**What you are asked to do:** How many lines of the records below contain the word "text"? Answer with the number alone.

**Supplied records:**
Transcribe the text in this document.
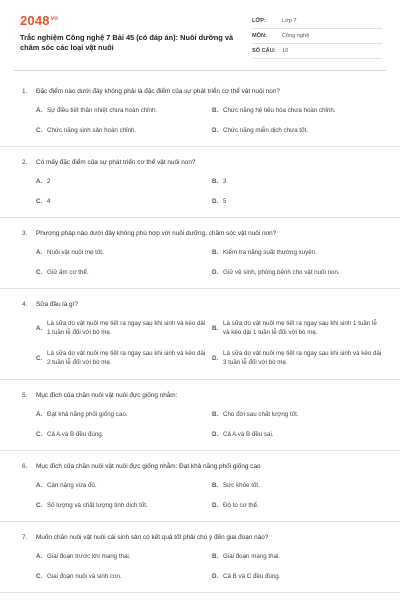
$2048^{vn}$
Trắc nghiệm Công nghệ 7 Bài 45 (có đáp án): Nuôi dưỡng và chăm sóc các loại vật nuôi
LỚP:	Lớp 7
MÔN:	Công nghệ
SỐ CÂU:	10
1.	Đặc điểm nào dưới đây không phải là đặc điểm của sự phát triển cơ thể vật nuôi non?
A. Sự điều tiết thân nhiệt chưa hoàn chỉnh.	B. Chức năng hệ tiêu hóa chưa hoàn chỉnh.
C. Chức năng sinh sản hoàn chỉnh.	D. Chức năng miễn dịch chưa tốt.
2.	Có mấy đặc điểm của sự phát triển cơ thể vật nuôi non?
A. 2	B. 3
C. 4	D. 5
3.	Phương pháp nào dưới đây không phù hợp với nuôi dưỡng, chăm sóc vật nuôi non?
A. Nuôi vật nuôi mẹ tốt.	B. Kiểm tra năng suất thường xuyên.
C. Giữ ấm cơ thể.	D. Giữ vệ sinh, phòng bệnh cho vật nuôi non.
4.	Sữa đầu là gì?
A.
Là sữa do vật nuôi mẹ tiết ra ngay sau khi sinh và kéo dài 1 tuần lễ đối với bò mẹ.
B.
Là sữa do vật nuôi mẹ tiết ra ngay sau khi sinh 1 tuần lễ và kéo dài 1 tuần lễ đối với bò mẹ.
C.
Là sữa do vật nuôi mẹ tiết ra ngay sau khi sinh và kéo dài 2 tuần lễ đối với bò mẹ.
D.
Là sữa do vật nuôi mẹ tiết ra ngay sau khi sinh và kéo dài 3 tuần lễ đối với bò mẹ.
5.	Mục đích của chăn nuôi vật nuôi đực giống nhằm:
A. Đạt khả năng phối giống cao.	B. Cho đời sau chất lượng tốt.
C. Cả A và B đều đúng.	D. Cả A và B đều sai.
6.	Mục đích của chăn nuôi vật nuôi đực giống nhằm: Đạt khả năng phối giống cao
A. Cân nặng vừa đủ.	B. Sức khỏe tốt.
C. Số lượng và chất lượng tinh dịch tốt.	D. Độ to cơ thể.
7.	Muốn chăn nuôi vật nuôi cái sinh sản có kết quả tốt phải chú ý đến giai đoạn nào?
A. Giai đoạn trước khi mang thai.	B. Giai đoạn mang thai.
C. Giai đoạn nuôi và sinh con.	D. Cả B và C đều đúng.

--

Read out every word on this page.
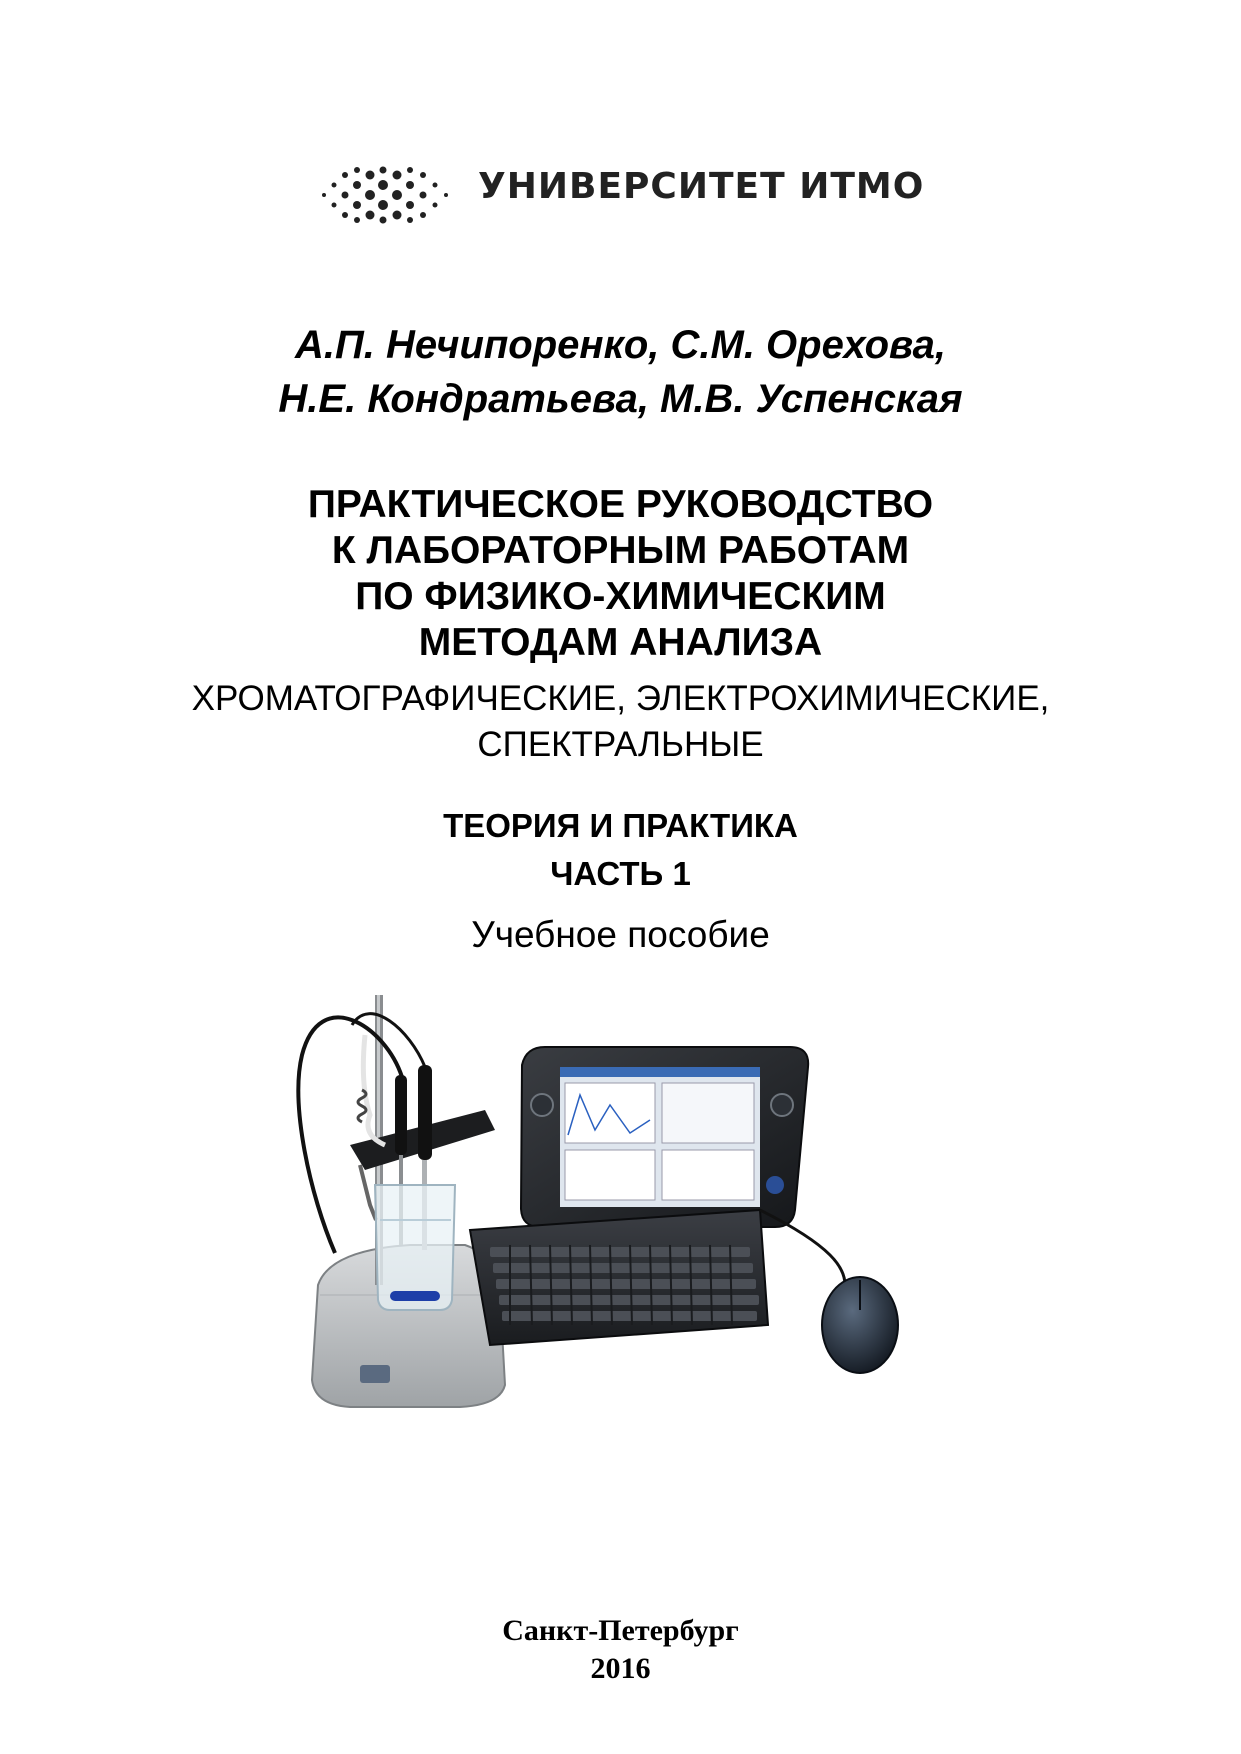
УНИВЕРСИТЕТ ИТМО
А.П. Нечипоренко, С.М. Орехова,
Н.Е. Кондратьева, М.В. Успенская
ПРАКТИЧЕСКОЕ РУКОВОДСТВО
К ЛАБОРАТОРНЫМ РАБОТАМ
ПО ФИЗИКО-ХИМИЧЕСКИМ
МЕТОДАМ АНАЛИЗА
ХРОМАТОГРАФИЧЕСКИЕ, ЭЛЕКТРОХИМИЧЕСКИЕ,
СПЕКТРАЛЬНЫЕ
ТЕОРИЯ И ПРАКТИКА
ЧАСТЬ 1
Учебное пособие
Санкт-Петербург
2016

...

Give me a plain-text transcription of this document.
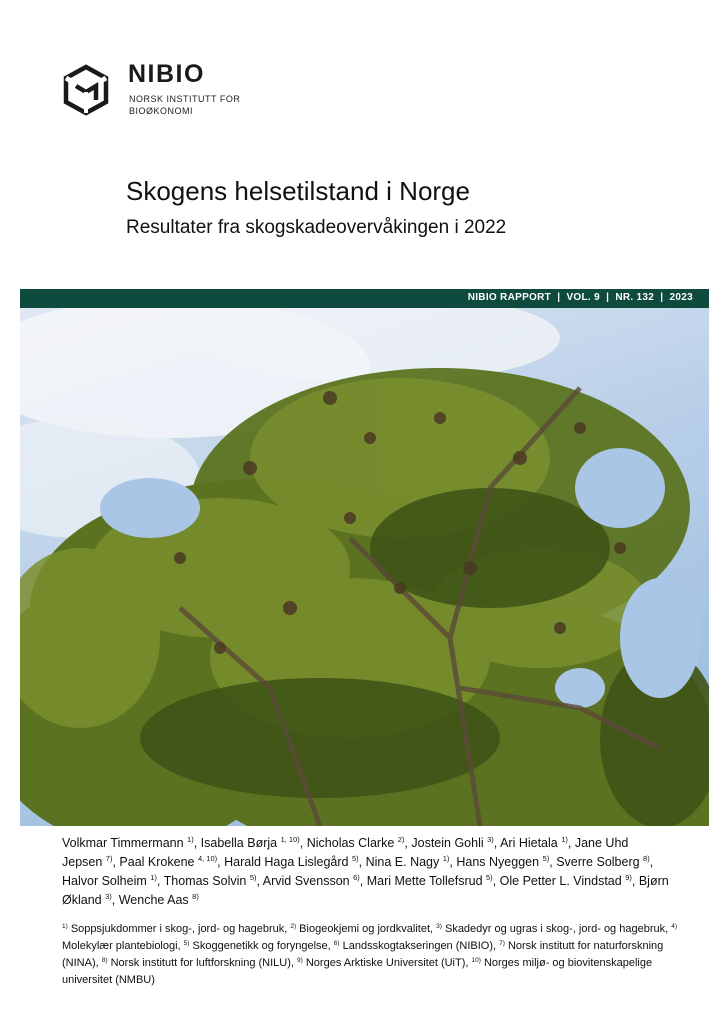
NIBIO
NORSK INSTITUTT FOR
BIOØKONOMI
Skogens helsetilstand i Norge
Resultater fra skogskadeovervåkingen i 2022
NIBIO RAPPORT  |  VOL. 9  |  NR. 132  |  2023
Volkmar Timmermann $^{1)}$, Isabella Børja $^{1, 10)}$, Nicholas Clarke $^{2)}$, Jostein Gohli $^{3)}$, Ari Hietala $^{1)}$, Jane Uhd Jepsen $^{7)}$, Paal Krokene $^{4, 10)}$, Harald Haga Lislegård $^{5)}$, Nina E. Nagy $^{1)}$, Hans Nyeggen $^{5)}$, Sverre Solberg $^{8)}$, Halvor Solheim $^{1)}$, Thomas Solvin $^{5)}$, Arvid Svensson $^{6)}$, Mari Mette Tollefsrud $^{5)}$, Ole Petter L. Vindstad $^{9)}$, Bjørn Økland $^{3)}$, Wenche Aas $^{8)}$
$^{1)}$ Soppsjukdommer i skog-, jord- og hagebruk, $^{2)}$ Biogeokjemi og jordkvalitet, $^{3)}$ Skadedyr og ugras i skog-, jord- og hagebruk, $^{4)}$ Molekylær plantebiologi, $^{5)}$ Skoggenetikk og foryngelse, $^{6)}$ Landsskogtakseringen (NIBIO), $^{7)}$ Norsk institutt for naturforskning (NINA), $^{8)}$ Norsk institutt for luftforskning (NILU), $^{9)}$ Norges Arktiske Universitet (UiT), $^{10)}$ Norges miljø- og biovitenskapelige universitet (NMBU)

**Result of this task:** 2